* [Aim of the task] Filter the records below down to lines containing "every".
○ ○ ○
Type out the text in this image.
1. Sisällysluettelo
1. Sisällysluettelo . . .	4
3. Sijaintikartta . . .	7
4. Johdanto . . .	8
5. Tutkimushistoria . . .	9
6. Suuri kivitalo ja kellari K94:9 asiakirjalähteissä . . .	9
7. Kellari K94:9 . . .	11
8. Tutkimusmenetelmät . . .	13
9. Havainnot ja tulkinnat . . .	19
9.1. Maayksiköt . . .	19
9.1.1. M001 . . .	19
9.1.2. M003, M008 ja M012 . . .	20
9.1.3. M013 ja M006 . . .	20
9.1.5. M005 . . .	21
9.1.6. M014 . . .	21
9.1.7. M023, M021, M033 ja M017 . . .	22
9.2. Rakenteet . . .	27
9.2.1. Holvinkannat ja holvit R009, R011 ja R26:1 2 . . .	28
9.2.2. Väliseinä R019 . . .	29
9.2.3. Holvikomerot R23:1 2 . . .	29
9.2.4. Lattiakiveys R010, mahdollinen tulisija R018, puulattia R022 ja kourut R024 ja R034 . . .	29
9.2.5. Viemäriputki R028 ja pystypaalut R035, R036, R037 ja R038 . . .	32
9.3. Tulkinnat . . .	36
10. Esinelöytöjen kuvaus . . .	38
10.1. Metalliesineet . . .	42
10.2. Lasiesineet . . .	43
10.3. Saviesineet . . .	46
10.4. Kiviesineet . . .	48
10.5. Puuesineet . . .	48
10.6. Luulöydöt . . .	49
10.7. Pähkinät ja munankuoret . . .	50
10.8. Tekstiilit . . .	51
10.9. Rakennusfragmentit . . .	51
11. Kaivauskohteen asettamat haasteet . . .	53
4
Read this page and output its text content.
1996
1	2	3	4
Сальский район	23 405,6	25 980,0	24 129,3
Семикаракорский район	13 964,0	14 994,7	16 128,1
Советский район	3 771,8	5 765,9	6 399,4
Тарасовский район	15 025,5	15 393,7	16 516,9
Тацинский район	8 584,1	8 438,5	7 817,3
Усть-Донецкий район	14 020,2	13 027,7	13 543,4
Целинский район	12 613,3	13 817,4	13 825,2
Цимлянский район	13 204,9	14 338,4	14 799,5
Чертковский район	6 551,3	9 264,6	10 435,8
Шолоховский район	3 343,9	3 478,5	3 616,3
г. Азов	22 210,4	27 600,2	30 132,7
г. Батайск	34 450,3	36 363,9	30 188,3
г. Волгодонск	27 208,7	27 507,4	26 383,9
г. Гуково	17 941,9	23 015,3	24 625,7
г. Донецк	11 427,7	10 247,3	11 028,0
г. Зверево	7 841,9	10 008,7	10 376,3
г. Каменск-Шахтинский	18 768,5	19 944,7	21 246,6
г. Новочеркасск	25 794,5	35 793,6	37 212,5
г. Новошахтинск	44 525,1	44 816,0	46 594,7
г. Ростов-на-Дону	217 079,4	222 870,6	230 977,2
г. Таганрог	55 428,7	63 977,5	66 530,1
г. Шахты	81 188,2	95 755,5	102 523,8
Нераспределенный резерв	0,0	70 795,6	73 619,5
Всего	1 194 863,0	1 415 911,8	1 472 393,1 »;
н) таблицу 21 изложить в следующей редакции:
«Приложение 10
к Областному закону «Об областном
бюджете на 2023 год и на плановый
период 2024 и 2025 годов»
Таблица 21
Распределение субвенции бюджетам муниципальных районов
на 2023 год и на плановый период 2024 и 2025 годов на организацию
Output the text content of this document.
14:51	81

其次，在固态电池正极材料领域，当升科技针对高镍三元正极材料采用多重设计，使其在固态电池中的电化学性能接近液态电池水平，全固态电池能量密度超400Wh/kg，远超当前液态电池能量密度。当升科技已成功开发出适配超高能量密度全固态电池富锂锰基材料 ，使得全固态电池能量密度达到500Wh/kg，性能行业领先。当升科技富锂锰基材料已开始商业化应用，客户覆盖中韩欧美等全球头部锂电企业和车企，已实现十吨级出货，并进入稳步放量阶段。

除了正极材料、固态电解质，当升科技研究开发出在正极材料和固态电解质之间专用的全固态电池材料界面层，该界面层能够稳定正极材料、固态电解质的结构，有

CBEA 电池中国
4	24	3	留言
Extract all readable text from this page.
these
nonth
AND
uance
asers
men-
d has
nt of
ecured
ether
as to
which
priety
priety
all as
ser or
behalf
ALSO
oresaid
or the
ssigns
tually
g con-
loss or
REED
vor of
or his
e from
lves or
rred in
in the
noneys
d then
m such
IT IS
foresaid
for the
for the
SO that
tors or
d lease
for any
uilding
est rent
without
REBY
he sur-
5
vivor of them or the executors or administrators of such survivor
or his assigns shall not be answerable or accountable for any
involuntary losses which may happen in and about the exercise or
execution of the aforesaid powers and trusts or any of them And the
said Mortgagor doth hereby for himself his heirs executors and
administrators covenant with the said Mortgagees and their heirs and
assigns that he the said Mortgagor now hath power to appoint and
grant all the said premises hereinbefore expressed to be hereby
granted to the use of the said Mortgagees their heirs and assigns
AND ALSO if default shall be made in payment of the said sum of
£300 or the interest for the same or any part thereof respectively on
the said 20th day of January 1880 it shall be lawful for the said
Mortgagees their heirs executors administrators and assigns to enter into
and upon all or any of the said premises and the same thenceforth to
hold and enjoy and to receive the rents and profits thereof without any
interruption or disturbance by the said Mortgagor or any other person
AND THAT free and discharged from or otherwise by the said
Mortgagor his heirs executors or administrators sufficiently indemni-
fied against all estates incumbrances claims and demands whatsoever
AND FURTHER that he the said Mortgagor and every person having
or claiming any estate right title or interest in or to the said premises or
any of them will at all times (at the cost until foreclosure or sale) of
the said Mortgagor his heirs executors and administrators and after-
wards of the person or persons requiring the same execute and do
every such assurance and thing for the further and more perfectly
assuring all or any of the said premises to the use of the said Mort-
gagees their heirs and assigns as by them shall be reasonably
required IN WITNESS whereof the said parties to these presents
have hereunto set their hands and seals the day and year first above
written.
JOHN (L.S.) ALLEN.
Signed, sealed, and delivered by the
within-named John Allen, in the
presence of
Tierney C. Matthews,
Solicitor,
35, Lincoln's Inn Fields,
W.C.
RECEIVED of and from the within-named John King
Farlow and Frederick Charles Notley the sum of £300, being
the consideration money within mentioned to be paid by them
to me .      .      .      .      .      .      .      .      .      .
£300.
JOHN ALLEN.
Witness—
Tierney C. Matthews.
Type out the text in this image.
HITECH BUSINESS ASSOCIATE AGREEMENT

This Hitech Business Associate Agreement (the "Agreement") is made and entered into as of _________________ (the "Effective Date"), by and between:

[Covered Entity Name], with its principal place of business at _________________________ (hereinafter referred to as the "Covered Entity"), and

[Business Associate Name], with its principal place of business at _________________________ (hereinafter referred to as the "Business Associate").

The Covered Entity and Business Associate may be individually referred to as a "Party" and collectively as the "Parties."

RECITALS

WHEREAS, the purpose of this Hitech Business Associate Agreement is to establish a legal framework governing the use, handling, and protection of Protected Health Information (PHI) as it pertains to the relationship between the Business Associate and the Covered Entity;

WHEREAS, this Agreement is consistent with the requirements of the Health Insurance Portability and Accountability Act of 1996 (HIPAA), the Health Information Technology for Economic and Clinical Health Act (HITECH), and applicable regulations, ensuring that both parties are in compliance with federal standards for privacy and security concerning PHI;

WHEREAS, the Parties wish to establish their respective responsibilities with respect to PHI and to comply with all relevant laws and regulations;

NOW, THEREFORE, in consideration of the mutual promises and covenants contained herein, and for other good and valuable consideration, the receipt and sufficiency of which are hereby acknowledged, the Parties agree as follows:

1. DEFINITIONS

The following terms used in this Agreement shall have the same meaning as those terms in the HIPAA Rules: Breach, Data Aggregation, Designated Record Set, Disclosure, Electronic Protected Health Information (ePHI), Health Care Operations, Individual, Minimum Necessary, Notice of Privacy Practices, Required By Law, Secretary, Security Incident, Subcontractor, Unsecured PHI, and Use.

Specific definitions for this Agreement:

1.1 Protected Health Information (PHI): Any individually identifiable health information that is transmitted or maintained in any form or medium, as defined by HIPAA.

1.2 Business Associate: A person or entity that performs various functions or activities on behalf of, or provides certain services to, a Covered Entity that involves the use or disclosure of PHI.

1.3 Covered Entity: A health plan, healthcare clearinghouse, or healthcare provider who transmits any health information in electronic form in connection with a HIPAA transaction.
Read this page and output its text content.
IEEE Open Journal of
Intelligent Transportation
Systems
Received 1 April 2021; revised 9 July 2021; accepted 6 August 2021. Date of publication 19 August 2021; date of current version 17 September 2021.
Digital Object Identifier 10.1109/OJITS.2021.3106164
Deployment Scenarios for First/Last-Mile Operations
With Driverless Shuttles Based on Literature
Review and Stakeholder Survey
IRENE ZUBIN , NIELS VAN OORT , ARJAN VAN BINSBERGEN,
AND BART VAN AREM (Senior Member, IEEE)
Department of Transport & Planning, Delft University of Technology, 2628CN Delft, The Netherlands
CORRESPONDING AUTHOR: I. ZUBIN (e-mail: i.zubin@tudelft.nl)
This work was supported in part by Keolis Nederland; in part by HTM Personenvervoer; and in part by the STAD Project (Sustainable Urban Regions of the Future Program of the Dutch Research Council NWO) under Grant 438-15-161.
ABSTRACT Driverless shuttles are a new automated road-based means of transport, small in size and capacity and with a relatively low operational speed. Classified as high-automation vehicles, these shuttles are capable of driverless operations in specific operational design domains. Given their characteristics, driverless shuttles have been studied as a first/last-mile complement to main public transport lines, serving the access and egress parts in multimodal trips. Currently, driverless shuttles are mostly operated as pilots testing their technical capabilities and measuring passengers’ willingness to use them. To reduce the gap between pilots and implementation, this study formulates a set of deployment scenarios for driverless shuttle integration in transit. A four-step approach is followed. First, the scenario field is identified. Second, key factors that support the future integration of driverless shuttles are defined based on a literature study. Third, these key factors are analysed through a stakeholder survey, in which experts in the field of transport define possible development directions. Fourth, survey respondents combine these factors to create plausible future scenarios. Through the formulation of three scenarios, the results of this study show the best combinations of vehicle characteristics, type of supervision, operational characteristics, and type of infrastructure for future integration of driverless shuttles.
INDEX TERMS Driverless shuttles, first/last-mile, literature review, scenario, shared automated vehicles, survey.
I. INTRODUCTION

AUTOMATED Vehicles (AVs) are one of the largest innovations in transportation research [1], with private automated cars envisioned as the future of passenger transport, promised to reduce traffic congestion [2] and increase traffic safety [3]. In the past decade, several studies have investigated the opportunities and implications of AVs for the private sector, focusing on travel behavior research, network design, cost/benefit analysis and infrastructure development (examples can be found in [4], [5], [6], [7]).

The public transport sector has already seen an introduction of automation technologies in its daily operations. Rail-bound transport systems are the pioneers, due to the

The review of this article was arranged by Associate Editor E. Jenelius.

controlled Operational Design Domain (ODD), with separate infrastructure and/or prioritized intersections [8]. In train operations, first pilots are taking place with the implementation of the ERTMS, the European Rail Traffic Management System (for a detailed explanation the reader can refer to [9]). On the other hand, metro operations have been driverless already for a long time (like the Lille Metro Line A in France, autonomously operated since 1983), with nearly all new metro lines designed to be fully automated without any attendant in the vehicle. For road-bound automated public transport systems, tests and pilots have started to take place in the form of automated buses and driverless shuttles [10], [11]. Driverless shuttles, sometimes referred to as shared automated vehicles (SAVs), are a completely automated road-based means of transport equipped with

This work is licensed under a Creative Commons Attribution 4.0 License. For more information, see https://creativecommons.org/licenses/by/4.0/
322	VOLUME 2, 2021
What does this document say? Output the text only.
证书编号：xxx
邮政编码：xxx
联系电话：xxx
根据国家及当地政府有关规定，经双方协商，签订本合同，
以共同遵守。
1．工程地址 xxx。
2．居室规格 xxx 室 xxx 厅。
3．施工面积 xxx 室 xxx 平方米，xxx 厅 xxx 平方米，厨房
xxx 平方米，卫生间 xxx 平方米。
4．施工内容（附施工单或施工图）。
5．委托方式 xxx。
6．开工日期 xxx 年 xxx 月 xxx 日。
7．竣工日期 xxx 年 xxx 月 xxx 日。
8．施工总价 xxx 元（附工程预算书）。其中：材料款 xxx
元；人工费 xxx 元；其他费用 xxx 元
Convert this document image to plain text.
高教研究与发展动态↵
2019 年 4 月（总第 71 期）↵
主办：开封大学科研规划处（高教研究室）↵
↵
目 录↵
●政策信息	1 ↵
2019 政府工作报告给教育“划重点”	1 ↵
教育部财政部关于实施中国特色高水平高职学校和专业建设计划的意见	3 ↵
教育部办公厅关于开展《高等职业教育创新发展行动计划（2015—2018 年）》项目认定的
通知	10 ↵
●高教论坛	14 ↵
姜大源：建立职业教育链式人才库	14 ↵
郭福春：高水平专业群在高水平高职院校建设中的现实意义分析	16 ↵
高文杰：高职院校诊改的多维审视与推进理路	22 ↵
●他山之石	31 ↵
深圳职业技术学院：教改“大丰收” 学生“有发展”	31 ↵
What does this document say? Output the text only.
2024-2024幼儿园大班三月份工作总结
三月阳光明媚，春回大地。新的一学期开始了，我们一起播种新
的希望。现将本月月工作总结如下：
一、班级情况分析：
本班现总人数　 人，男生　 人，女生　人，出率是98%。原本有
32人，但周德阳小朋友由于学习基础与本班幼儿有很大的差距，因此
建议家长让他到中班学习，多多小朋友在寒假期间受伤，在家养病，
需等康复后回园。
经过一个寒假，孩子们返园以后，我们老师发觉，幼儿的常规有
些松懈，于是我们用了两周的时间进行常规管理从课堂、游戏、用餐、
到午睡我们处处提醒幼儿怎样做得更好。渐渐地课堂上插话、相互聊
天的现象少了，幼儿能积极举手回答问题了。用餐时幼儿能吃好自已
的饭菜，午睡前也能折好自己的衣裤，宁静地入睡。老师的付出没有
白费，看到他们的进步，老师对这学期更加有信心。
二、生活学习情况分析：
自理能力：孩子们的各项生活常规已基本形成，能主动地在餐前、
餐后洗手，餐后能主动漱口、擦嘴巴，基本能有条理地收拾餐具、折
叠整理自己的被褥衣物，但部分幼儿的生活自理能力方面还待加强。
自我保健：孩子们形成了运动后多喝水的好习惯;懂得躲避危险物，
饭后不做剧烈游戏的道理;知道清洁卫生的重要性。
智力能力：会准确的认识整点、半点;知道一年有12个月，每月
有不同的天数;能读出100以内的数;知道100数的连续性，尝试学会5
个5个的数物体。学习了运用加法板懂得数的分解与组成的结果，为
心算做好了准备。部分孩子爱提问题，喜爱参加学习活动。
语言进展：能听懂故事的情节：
○ ○ ○
* [Exercise solution]
AND FURTHER that he the said Mortgagor and every person having
every such assurance and thing for the further and more perfectly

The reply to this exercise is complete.